» **Stated exercise**
Copy every entry word for word, but skip the pictures.

» **Stored items**
»»

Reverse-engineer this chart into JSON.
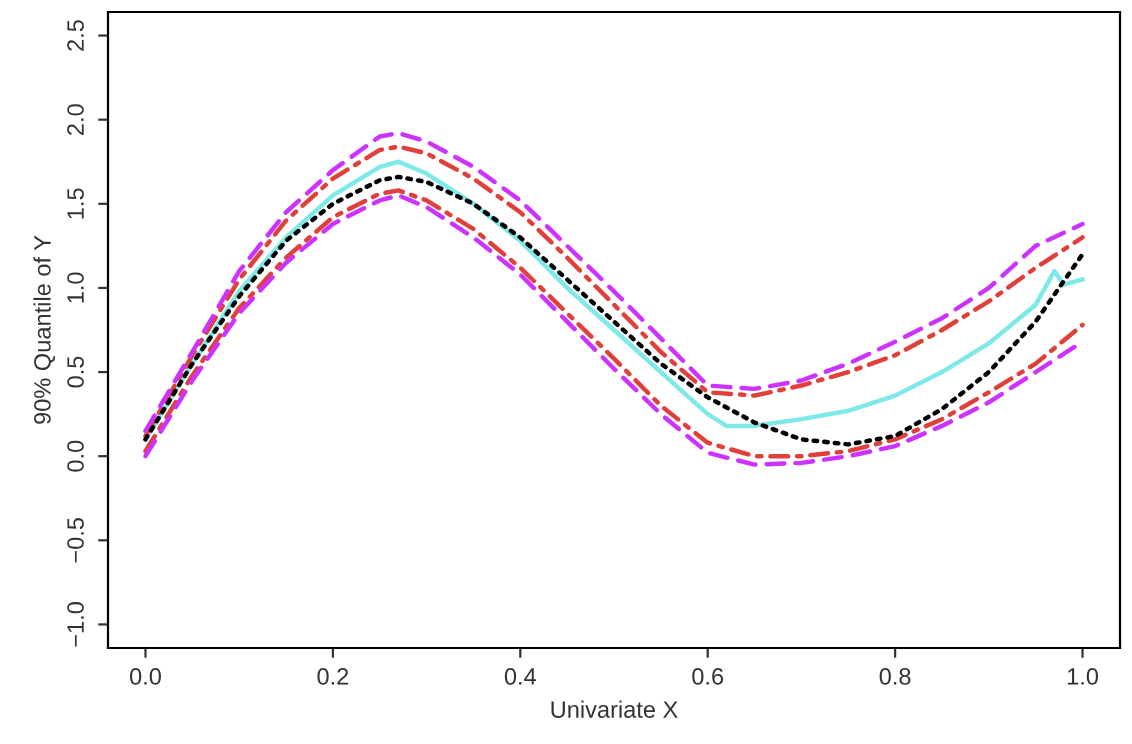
{
  "chart_data": {
    "type": "line",
    "xlabel": "Univariate X",
    "ylabel": "90% Quantile of Y",
    "x": [
      0,
      0.05,
      0.1,
      0.15,
      0.2,
      0.25,
      0.27,
      0.3,
      0.35,
      0.4,
      0.45,
      0.5,
      0.55,
      0.6,
      0.65,
      0.7,
      0.75,
      0.8,
      0.85,
      0.9,
      0.95,
      1.0
    ],
    "series": [
      {
        "color": "#000000",
        "line_style": "dotted",
        "values": [
          0.1,
          0.55,
          0.95,
          1.28,
          1.5,
          1.64,
          1.66,
          1.63,
          1.5,
          1.3,
          1.05,
          0.8,
          0.55,
          0.35,
          0.2,
          0.1,
          0.07,
          0.12,
          0.28,
          0.5,
          0.8,
          1.2
        ]
      },
      {
        "color": "#7fe8e8",
        "line_style": "solid",
        "x": [
          0,
          0.05,
          0.1,
          0.15,
          0.2,
          0.25,
          0.27,
          0.3,
          0.35,
          0.4,
          0.45,
          0.5,
          0.55,
          0.6,
          0.62,
          0.65,
          0.7,
          0.75,
          0.8,
          0.85,
          0.9,
          0.95,
          0.97,
          0.98,
          1.0
        ],
        "values": [
          0.1,
          0.55,
          0.98,
          1.3,
          1.55,
          1.72,
          1.75,
          1.68,
          1.5,
          1.28,
          1.0,
          0.75,
          0.5,
          0.25,
          0.18,
          0.18,
          0.22,
          0.27,
          0.36,
          0.5,
          0.67,
          0.9,
          1.1,
          1.02,
          1.05
        ]
      },
      {
        "color": "#e0403a",
        "line_style": "dashdot",
        "values": [
          0.12,
          0.6,
          1.05,
          1.4,
          1.65,
          1.82,
          1.84,
          1.8,
          1.65,
          1.45,
          1.18,
          0.9,
          0.62,
          0.38,
          0.36,
          0.42,
          0.5,
          0.6,
          0.75,
          0.92,
          1.12,
          1.3
        ]
      },
      {
        "color": "#e0403a",
        "line_style": "dashdot",
        "values": [
          0.03,
          0.48,
          0.88,
          1.18,
          1.42,
          1.56,
          1.58,
          1.52,
          1.35,
          1.12,
          0.85,
          0.58,
          0.3,
          0.08,
          0.0,
          0.0,
          0.03,
          0.1,
          0.22,
          0.38,
          0.55,
          0.78
        ]
      },
      {
        "color": "#cc33ff",
        "line_style": "dashed",
        "values": [
          0.15,
          0.62,
          1.1,
          1.45,
          1.7,
          1.9,
          1.92,
          1.87,
          1.72,
          1.52,
          1.25,
          0.98,
          0.7,
          0.42,
          0.4,
          0.45,
          0.55,
          0.68,
          0.82,
          1.0,
          1.25,
          1.38
        ]
      },
      {
        "color": "#cc33ff",
        "line_style": "dashed",
        "values": [
          0.0,
          0.45,
          0.85,
          1.15,
          1.38,
          1.52,
          1.55,
          1.48,
          1.3,
          1.08,
          0.8,
          0.52,
          0.25,
          0.02,
          -0.05,
          -0.04,
          0.0,
          0.06,
          0.18,
          0.32,
          0.5,
          0.68
        ]
      }
    ],
    "xlim": [
      -0.04,
      1.04
    ],
    "ylim": [
      -1.14,
      2.64
    ],
    "xticks": [
      {
        "value": 0,
        "label": "0.0"
      },
      {
        "value": 0.2,
        "label": "0.2"
      },
      {
        "value": 0.4,
        "label": "0.4"
      },
      {
        "value": 0.6,
        "label": "0.6"
      },
      {
        "value": 0.8,
        "label": "0.8"
      },
      {
        "value": 1.0,
        "label": "1.0"
      }
    ],
    "yticks": [
      {
        "value": -1,
        "label": "−1.0"
      },
      {
        "value": -0.5,
        "label": "−0.5"
      },
      {
        "value": 0,
        "label": "0.0"
      },
      {
        "value": 0.5,
        "label": "0.5"
      },
      {
        "value": 1,
        "label": "1.0"
      },
      {
        "value": 1.5,
        "label": "1.5"
      },
      {
        "value": 2,
        "label": "2.0"
      },
      {
        "value": 2.5,
        "label": "2.5"
      }
    ],
    "grid": false,
    "legend": false
  }
}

««

» **Solution to this problem**
Reverse-engineer this chart into JSON.
{
  "chart_data": {
    "type": "line",
    "xlabel": "Univariate X",
    "ylabel": "90% Quantile of Y",
    "x": [
      0,
      0.05,
      0.1,
      0.15,
      0.2,
      0.25,
      0.27,
      0.3,
      0.35,
      0.4,
      0.45,
      0.5,
      0.55,
      0.6,
      0.65,
      0.7,
      0.75,
      0.8,
      0.85,
      0.9,
      0.95,
      1.0
    ],
    "series": [
      {
        "color": "#000000",
        "line_style": "dotted",
        "values": [
          0.1,
          0.55,
          0.95,
          1.28,
          1.5,
          1.64,
          1.66,
          1.63,
          1.5,
          1.3,
          1.05,
          0.8,
          0.55,
          0.35,
          0.2,
          0.1,
          0.07,
          0.12,
          0.28,
          0.5,
          0.8,
          1.2
        ]
      },
      {
        "color": "#7fe8e8",
        "line_style": "solid",
        "x": [
          0,
          0.05,
          0.1,
          0.15,
          0.2,
          0.25,
          0.27,
          0.3,
          0.35,
          0.4,
          0.45,
          0.5,
          0.55,
          0.6,
          0.62,
          0.65,
          0.7,
          0.75,
          0.8,
          0.85,
          0.9,
          0.95,
          0.97,
          0.98,
          1.0
        ],
        "values": [
          0.1,
          0.55,
          0.98,
          1.3,
          1.55,
          1.72,
          1.75,
          1.68,
          1.5,
          1.28,
          1.0,
          0.75,
          0.5,
          0.25,
          0.18,
          0.18,
          0.22,
          0.27,
          0.36,
          0.5,
          0.67,
          0.9,
          1.1,
          1.02,
          1.05
        ]
      },
      {
        "color": "#e0403a",
        "line_style": "dashdot",
        "values": [
          0.12,
          0.6,
          1.05,
          1.4,
          1.65,
          1.82,
          1.84,
          1.8,
          1.65,
          1.45,
          1.18,
          0.9,
          0.62,
          0.38,
          0.36,
          0.42,
          0.5,
          0.6,
          0.75,
          0.92,
          1.12,
          1.3
        ]
      },
      {
        "color": "#e0403a",
        "line_style": "dashdot",
        "values": [
          0.03,
          0.48,
          0.88,
          1.18,
          1.42,
          1.56,
          1.58,
          1.52,
          1.35,
          1.12,
          0.85,
          0.58,
          0.3,
          0.08,
          0.0,
          0.0,
          0.03,
          0.1,
          0.22,
          0.38,
          0.55,
          0.78
        ]
      },
      {
        "color": "#cc33ff",
        "line_style": "dashed",
        "values": [
          0.15,
          0.62,
          1.1,
          1.45,
          1.7,
          1.9,
          1.92,
          1.87,
          1.72,
          1.52,
          1.25,
          0.98,
          0.7,
          0.42,
          0.4,
          0.45,
          0.55,
          0.68,
          0.82,
          1.0,
          1.25,
          1.38
        ]
      },
      {
        "color": "#cc33ff",
        "line_style": "dashed",
        "values": [
          0.0,
          0.45,
          0.85,
          1.15,
          1.38,
          1.52,
          1.55,
          1.48,
          1.3,
          1.08,
          0.8,
          0.52,
          0.25,
          0.02,
          -0.05,
          -0.04,
          0.0,
          0.06,
          0.18,
          0.32,
          0.5,
          0.68
        ]
      }
    ],
    "xlim": [
      -0.04,
      1.04
    ],
    "ylim": [
      -1.14,
      2.64
    ],
    "xticks": [
      {
        "value": 0,
        "label": "0.0"
      },
      {
        "value": 0.2,
        "label": "0.2"
      },
      {
        "value": 0.4,
        "label": "0.4"
      },
      {
        "value": 0.6,
        "label": "0.6"
      },
      {
        "value": 0.8,
        "label": "0.8"
      },
      {
        "value": 1.0,
        "label": "1.0"
      }
    ],
    "yticks": [
      {
        "value": -1,
        "label": "−1.0"
      },
      {
        "value": -0.5,
        "label": "−0.5"
      },
      {
        "value": 0,
        "label": "0.0"
      },
      {
        "value": 0.5,
        "label": "0.5"
      },
      {
        "value": 1,
        "label": "1.0"
      },
      {
        "value": 1.5,
        "label": "1.5"
      },
      {
        "value": 2,
        "label": "2.0"
      },
      {
        "value": 2.5,
        "label": "2.5"
      }
    ],
    "grid": false,
    "legend": false
  }
}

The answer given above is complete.